* _Extract provided_:
>> start

31. Before leaving the issue of permission to appeal, it is necessary to make one final point. Whatever the grounds on which permission to appeal to the Upper Tribunal has been granted, once the Upper Tribunal has set aside the decision of the First-tier Tribunal, any re-making of the decision under section 12(2)(b)(ii) of the Tribunals, Courts and Enforcement Act 2007 is not necessarily limited by reference to errors of law identified in those grounds, or in any grounds that have subsequently been permitted to be argued, and which have resulted in the decision of the First-tier Tribunal being set aside. Further, the ambit of the re-making task will not necessarily depend on whether an issue has been raised before the First-tier Tribunal.

 

32. This point emerges from the judgment of the Court of Appeal in Kizhakudan v SSHD [2012] EWCA Civ 566. The Court held that the Upper Tribunal had erred in refusing to consider submissions regarding Article 8 of the ECHR, when that Tribunal was re-making a decision:-

 

“[30] … SIJ Waumsley considered that he could not consider article 8 unless IJ Widdup had erred in law in failing to consider it. He therefore put it out of his hands to consider whether he ought to look at the matter in terms of article 8. In my judgment, however, SIJ Waumsley had a discretion to consider the article 8 point, even if, as he was entitled to think, the point had not been properly raised in the First-tier Tribunal, nor by any respondent’s notice. It is plain, however, that SIJ Waumsley refused to consider his discretion …”

 

 

[33] In these circumstances, I conclude … that SIJ Waumsley erred in law in rejecting out of hand any possibility of considering the article 8 issue, on the mistaken ground that he could not do so unless he found that IJ Widdup had erred in law in not considering it …” (Rix LJ; original emphases).

 

 

(2) The Pankina issue

 

33.  At the time of the hearing in this appeal and when this determination was being prepared, Pankina remained the leading case on the matter of the proper relationship between, on the one hand, immigration rules made under section 3 of the Immigration Act 1971 and, on the other, guidance and other similar written published materials, not within the ambit of section 3 and which may be amended from time to time by the respondent without the involvement of Parliament.  We have already referred at paragraph 9 above to a number of cases in which the Pankina principle has fallen to be applied.  It is plain from those cases that somewhat different approaches were taken in attempting to articulate the principle or “test” that might identify matters that require, for their legal efficacy, to be contained in immigration rules.  In particular, on several occasions a distinction was drawn between substantive requirements and procedural requirements (or requirements of process) (see eg R (on the application of Ahmed) v SSHD [2011] EWHC 2855 (Admin)).

>> end

* _Aim_: Print everything from "31. Before leaving" down to "the First-tier Tribunal." in the tribunal decision excerpt, word for word. The listing that comes next has no connection to the tribunal decision excerpt.

* _Dataset records_:

>> start

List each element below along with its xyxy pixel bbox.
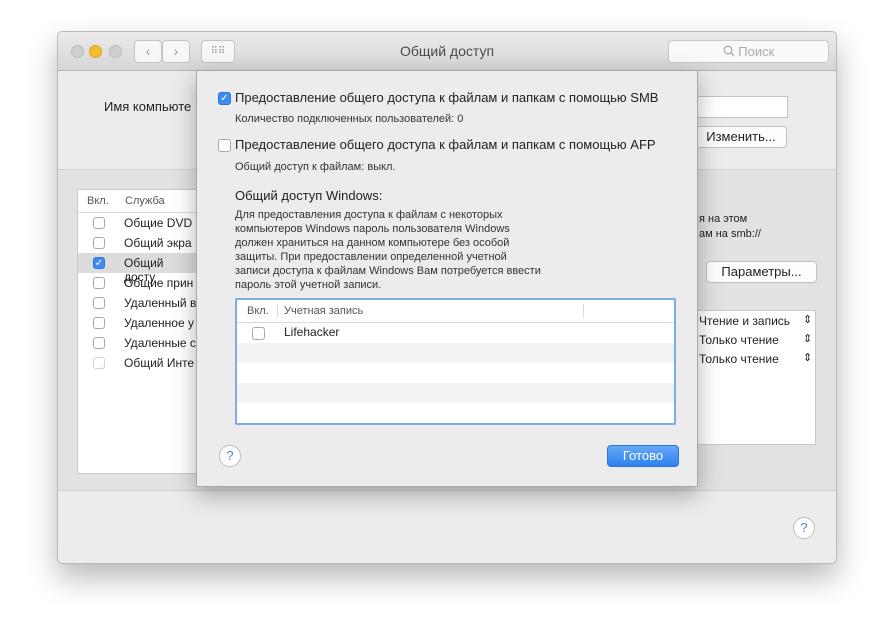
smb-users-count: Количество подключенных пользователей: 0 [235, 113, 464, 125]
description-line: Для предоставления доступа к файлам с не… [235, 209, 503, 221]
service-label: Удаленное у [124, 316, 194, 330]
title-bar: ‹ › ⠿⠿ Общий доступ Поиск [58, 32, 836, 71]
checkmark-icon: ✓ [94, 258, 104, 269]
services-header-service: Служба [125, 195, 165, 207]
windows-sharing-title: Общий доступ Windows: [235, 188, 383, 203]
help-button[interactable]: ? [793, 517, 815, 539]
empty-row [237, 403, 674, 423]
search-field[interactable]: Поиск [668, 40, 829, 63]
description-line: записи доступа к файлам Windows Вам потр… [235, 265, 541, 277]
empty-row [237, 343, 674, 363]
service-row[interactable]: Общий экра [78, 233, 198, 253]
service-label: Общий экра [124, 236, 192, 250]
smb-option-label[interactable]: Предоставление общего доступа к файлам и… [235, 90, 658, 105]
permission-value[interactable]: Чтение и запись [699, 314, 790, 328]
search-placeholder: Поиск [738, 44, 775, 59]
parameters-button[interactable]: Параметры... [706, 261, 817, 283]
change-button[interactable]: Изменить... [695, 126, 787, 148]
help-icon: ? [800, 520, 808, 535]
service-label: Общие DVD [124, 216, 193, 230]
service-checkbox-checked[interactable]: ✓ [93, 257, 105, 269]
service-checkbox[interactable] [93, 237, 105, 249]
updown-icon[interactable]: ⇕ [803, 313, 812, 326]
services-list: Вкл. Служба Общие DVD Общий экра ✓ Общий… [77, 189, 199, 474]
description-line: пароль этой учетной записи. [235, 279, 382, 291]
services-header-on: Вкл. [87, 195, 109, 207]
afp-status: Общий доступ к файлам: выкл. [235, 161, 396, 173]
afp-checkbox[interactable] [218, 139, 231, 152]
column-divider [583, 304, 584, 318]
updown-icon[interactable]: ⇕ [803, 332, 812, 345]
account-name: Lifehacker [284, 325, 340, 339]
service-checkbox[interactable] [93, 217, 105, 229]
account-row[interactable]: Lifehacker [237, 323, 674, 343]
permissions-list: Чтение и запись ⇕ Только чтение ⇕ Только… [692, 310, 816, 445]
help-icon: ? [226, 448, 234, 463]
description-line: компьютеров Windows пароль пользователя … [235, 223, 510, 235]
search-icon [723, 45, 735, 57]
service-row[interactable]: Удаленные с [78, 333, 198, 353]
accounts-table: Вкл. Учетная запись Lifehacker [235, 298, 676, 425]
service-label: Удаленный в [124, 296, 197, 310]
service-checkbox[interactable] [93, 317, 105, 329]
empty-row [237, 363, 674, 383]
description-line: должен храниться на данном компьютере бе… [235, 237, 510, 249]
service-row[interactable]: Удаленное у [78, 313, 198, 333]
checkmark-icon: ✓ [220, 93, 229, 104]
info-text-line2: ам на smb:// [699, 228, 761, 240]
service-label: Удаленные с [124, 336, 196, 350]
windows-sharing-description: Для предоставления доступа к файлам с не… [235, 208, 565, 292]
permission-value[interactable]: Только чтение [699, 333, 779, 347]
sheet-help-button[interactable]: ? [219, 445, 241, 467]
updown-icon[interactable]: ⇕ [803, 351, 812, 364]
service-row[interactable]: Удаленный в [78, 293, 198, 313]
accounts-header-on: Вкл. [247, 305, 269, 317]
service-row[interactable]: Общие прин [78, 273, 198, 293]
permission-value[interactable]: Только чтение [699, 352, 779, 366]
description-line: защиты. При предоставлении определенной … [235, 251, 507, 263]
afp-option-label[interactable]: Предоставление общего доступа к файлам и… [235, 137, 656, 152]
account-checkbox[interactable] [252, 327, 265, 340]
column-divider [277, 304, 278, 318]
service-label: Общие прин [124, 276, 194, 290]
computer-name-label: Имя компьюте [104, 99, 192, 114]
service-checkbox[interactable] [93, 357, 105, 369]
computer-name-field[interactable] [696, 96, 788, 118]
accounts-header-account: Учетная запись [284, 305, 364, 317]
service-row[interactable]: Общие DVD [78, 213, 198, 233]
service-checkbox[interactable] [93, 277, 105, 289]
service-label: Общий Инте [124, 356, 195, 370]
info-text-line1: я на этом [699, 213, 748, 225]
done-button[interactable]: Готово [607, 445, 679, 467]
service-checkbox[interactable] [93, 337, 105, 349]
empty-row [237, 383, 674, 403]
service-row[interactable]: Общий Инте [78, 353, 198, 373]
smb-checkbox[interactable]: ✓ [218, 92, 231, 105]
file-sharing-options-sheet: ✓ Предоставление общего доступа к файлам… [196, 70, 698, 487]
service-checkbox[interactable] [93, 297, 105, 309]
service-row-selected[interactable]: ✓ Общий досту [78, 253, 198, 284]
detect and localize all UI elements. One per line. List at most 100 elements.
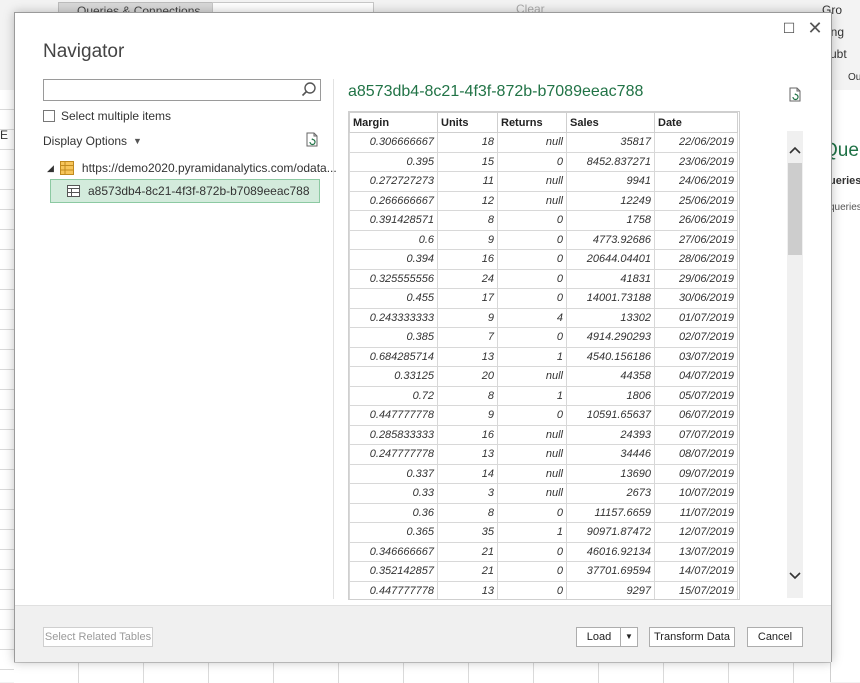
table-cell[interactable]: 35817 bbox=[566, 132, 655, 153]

>> end

* _Output below_:
31. Before leaving the issue of permission to appeal, it is necessary to make one final point. Whatever the grounds on which permission to appeal to the Upper Tribunal has been granted, once the Upper Tribunal has set aside the decision of the First-tier Tribunal, any re-making of the decision under section 12(2)(b)(ii) of the Tribunals, Courts and Enforcement Act 2007 is not necessarily limited by reference to errors of law identified in those grounds, or in any grounds that have subsequently been permitted to be argued, and which have resulted in the decision of the First-tier Tribunal being set aside. Further, the ambit of the re-making task will not necessarily depend on whether an issue has been raised before the First-tier Tribunal.